■ GIVEN INFORMATION:
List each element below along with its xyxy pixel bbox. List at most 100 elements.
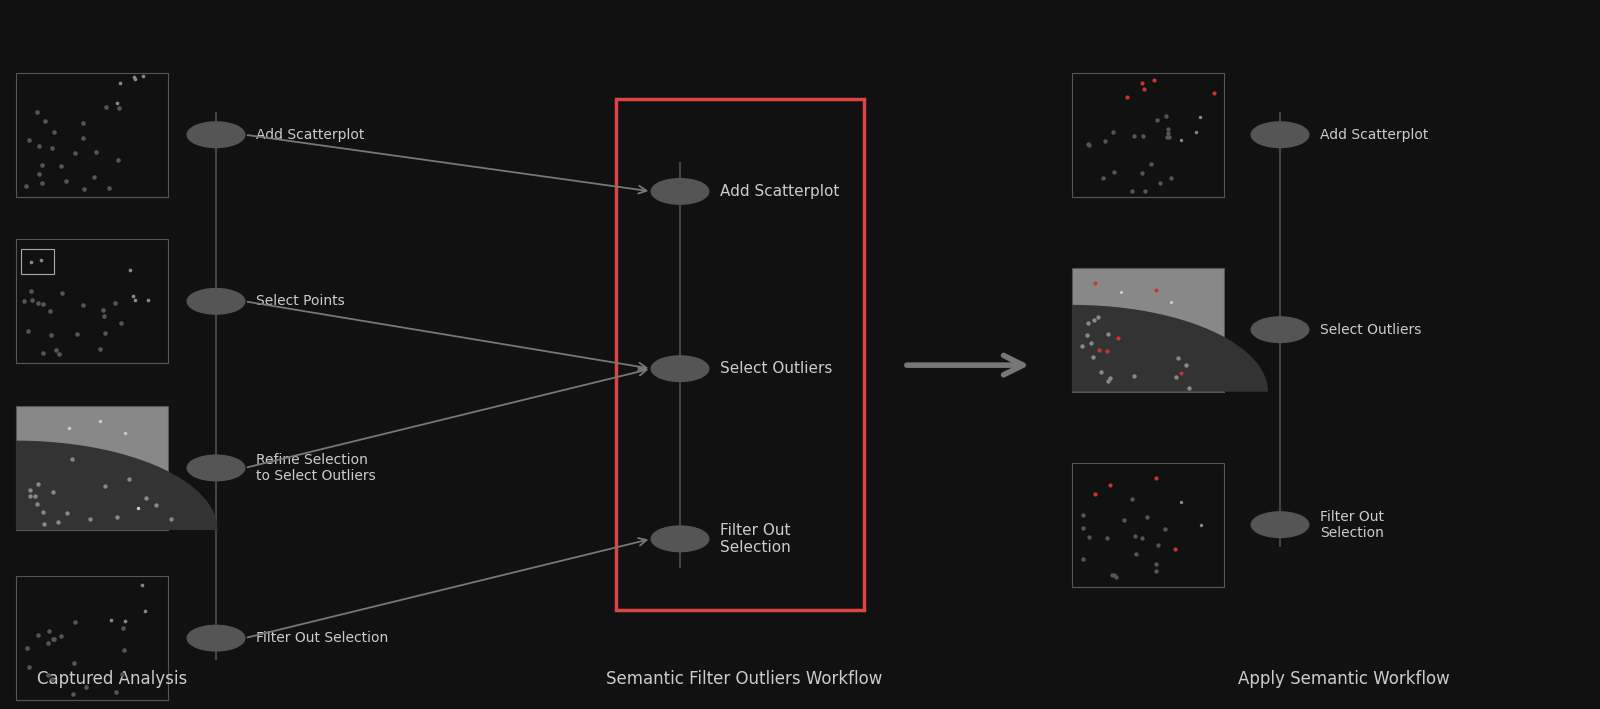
- Point: [112, 615, 138, 627]
- Point: [1122, 370, 1147, 381]
- Point: [70, 117, 96, 128]
- Bar: [16, 576, 168, 700]
- Point: [1130, 130, 1155, 142]
- Point: [104, 154, 130, 165]
- Point: [16, 134, 42, 145]
- Circle shape: [1251, 317, 1309, 342]
- Point: [24, 498, 50, 509]
- Point: [1094, 375, 1120, 386]
- Point: [136, 294, 162, 306]
- Point: [142, 499, 168, 510]
- Point: [1202, 87, 1227, 99]
- Point: [30, 507, 56, 518]
- Point: [40, 634, 66, 645]
- Point: [123, 73, 149, 84]
- Circle shape: [187, 625, 245, 651]
- Point: [104, 511, 130, 523]
- Point: [107, 77, 133, 89]
- Text: Apply Semantic Workflow: Apply Semantic Workflow: [1238, 670, 1450, 688]
- Point: [59, 454, 85, 465]
- Text: Select Outliers: Select Outliers: [720, 361, 832, 376]
- Point: [1101, 166, 1126, 177]
- Text: Add Scatterplot: Add Scatterplot: [1320, 128, 1429, 142]
- Point: [29, 177, 54, 189]
- Point: [109, 669, 134, 680]
- Point: [77, 513, 102, 525]
- Point: [1158, 296, 1184, 308]
- Point: [1075, 138, 1101, 150]
- Point: [1078, 337, 1104, 349]
- Point: [86, 415, 112, 426]
- Point: [1106, 332, 1131, 343]
- Point: [1075, 531, 1101, 542]
- Point: [80, 171, 106, 182]
- Point: [1155, 128, 1181, 139]
- Point: [1142, 284, 1168, 296]
- Point: [26, 169, 51, 180]
- Point: [13, 180, 38, 191]
- Point: [32, 115, 58, 126]
- Text: Filter Out
Selection: Filter Out Selection: [1320, 510, 1384, 540]
- Point: [1187, 111, 1213, 123]
- Point: [130, 70, 155, 82]
- Point: [112, 428, 138, 439]
- Point: [1158, 172, 1184, 184]
- Point: [1099, 569, 1125, 580]
- Point: [86, 344, 112, 355]
- Point: [50, 287, 75, 298]
- Point: [109, 317, 134, 328]
- Point: [104, 98, 130, 109]
- Point: [62, 616, 88, 627]
- Point: [1139, 159, 1165, 170]
- Point: [24, 106, 50, 118]
- Point: [1069, 340, 1094, 352]
- Point: [1163, 372, 1189, 383]
- Text: Add Scatterplot: Add Scatterplot: [720, 184, 840, 199]
- Polygon shape: [16, 440, 218, 530]
- Circle shape: [1251, 512, 1309, 537]
- Point: [35, 637, 61, 649]
- Bar: [16, 406, 168, 530]
- Circle shape: [187, 289, 245, 314]
- Point: [54, 507, 80, 518]
- Circle shape: [187, 455, 245, 481]
- Point: [74, 681, 99, 693]
- Point: [1075, 140, 1101, 151]
- Point: [26, 141, 51, 152]
- Point: [19, 294, 45, 306]
- Point: [35, 669, 61, 681]
- Point: [117, 473, 142, 484]
- Point: [91, 311, 117, 322]
- Point: [93, 101, 118, 113]
- Point: [133, 492, 158, 503]
- Point: [22, 490, 48, 501]
- Point: [1098, 372, 1123, 384]
- Point: [70, 133, 96, 144]
- Point: [30, 347, 56, 359]
- Point: [70, 299, 96, 311]
- Point: [1123, 549, 1149, 560]
- Point: [38, 329, 64, 340]
- Point: [1086, 345, 1112, 356]
- Point: [1088, 366, 1114, 377]
- Point: [1122, 530, 1147, 542]
- Point: [1082, 488, 1107, 499]
- Point: [46, 348, 72, 359]
- Text: Filter Out
Selection: Filter Out Selection: [720, 523, 790, 555]
- Point: [1094, 328, 1120, 340]
- Point: [130, 579, 155, 591]
- Point: [46, 516, 72, 527]
- Point: [38, 306, 64, 317]
- Circle shape: [651, 179, 709, 204]
- Point: [1107, 286, 1133, 298]
- Point: [110, 644, 136, 656]
- Point: [1102, 571, 1128, 583]
- Text: Captured Analysis: Captured Analysis: [37, 670, 187, 688]
- Point: [1147, 177, 1173, 189]
- Bar: [1072, 462, 1224, 587]
- Point: [1114, 91, 1139, 102]
- Bar: [16, 240, 168, 364]
- Text: Select Outliers: Select Outliers: [1320, 323, 1421, 337]
- Point: [61, 688, 86, 699]
- Point: [1130, 167, 1155, 179]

■ EXERCISE DETAILS: Put every line of the material above into a Markdown table with the columns Row and Line, numbering the rows and omitting blank lines. Leave the pictures out.

■ ANSWER TO THE EXERCISE:
| Row | Line |
|---|---|
| 1 | List each element below along with its xyxy pixel bbox. List at most 100 elements. |
| 2 | - Point: [112, 615, 138, 627] |
| 3 | - Point: [1122, 370, 1147, 381] |
| 4 | - Point: [70, 117, 96, 128] |
| 5 | - Bar: [16, 576, 168, 700] |
| 6 | - Point: [1130, 130, 1155, 142] |
| 7 | - Point: [104, 154, 130, 165] |
| 8 | - Point: [16, 134, 42, 145] |
| 9 | - Circle shape: [1251, 317, 1309, 342] |
| 10 | - Point: [24, 498, 50, 509] |
| 11 | - Point: [1094, 375, 1120, 386] |
| 12 | - Point: [136, 294, 162, 306] |
| 13 | - Point: [142, 499, 168, 510] |
| 14 | - Point: [1202, 87, 1227, 99] |
| 15 | - Point: [30, 507, 56, 518] |
| 16 | - Point: [40, 634, 66, 645] |
| 17 | - Point: [123, 73, 149, 84] |
| 18 | - Circle shape: [187, 625, 245, 651] |
| 19 | - Point: [104, 511, 130, 523] |
| 20 | - Point: [107, 77, 133, 89] |
| 21 | - Text: Apply Semantic Workflow: Apply Semantic Workflow: [1238, 670, 1450, 688] |
| 22 | - Point: [59, 454, 85, 465] |
| 23 | - Text: Select Outliers: Select Outliers: [720, 361, 832, 376] |
| 24 | - Point: [1101, 166, 1126, 177] |
| 25 | - Text: Add Scatterplot: Add Scatterplot: [1320, 128, 1429, 142] |
| 26 | - Point: [29, 177, 54, 189] |
| 27 | - Point: [109, 669, 134, 680] |
| 28 | - Point: [77, 513, 102, 525] |
| 29 | - Point: [1158, 296, 1184, 308] |
| 30 | - Point: [1075, 138, 1101, 150] |
| 31 | - Point: [1078, 337, 1104, 349] |
| 32 | - Point: [86, 415, 112, 426] |
| 33 | - Point: [1106, 332, 1131, 343] |
| 34 | - Point: [1075, 531, 1101, 542] |
| 35 | - Point: [80, 171, 106, 182] |
| 36 | - Point: [1155, 128, 1181, 139] |
| 37 | - Point: [1142, 284, 1168, 296] |
| 38 | - Point: [26, 169, 51, 180] |
| 39 | - Point: [13, 180, 38, 191] |
| 40 | - Point: [32, 115, 58, 126] |
| 41 | - Text: Filter Out |
| 42 | Selection: Filter Out Selection: [1320, 510, 1384, 540] |
| 43 | - Point: [1187, 111, 1213, 123] |
| 44 | - Point: [130, 70, 155, 82] |
| 45 | - Point: [112, 428, 138, 439] |
| 46 | - Point: [1158, 172, 1184, 184] |
| 47 | - Point: [1099, 569, 1125, 580] |
| 48 | - Point: [86, 344, 112, 355] |
| 49 | - Point: [50, 287, 75, 298] |
| 50 | - Point: [109, 317, 134, 328] |
| 51 | - Point: [104, 98, 130, 109] |
| 52 | - Point: [62, 616, 88, 627] |
| 53 | - Point: [1139, 159, 1165, 170] |
| 54 | - Point: [24, 106, 50, 118] |
| 55 | - Point: [1069, 340, 1094, 352] |
| 56 | - Point: [1163, 372, 1189, 383] |
| 57 | - Text: Add Scatterplot: Add Scatterplot: [720, 184, 840, 199] |
| 58 | - Polygon shape: [16, 440, 218, 530] |
| 59 | - Circle shape: [1251, 512, 1309, 537] |
| 60 | - Point: [35, 637, 61, 649] |
| 61 | - Bar: [16, 406, 168, 530] |
| 62 | - Circle shape: [187, 289, 245, 314] |
| 63 | - Point: [54, 507, 80, 518] |
| 64 | - Circle shape: [187, 455, 245, 481] |
| 65 | - Point: [74, 681, 99, 693] |
| 66 | - Point: [1075, 140, 1101, 151] |
| 67 | - Point: [26, 141, 51, 152] |
| 68 | - Point: [19, 294, 45, 306] |
| 69 | - Point: [35, 669, 61, 681] |
| 70 | - Point: [117, 473, 142, 484] |
| 71 | - Point: [91, 311, 117, 322] |
| 72 | - Point: [93, 101, 118, 113] |
| 73 | - Point: [133, 492, 158, 503] |
| 74 | - Point: [22, 490, 48, 501] |
| 75 | - Point: [1098, 372, 1123, 384] |
| 76 | - Point: [70, 133, 96, 144] |
| 77 | - Point: [30, 347, 56, 359] |
| 78 | - Point: [70, 299, 96, 311] |
| 79 | - Point: [1123, 549, 1149, 560] |
| 80 | - Point: [38, 329, 64, 340] |
| 81 | - Point: [1086, 345, 1112, 356] |
| 82 | - Point: [1088, 366, 1114, 377] |
| 83 | - Point: [1122, 530, 1147, 542] |
| 84 | - Point: [1082, 488, 1107, 499] |
| 85 | - Point: [46, 348, 72, 359] |
| 86 | - Text: Filter Out |
| 87 | Selection: Filter Out Selection: [720, 523, 790, 555] |
| 88 | - Point: [1094, 328, 1120, 340] |
| 89 | - Point: [130, 579, 155, 591] |
| 90 | - Point: [46, 516, 72, 527] |
| 91 | - Point: [38, 306, 64, 317] |
| 92 | - Circle shape: [651, 179, 709, 204] |
| 93 | - Point: [1107, 286, 1133, 298] |
| 94 | - Point: [110, 644, 136, 656] |
| 95 | - Point: [1102, 571, 1128, 583] |
| 96 | - Text: Captured Analysis: Captured Analysis: [37, 670, 187, 688] |
| 97 | - Point: [1147, 177, 1173, 189] |
| 98 | - Bar: [1072, 462, 1224, 587] |
| 99 | - Point: [1114, 91, 1139, 102] |
| 100 | - Bar: [16, 240, 168, 364] |
| 101 | - Text: Select Outliers: Select Outliers: [1320, 323, 1421, 337] |
| 102 | - Point: [61, 688, 86, 699] |
| 103 | - Point: [1130, 167, 1155, 179] |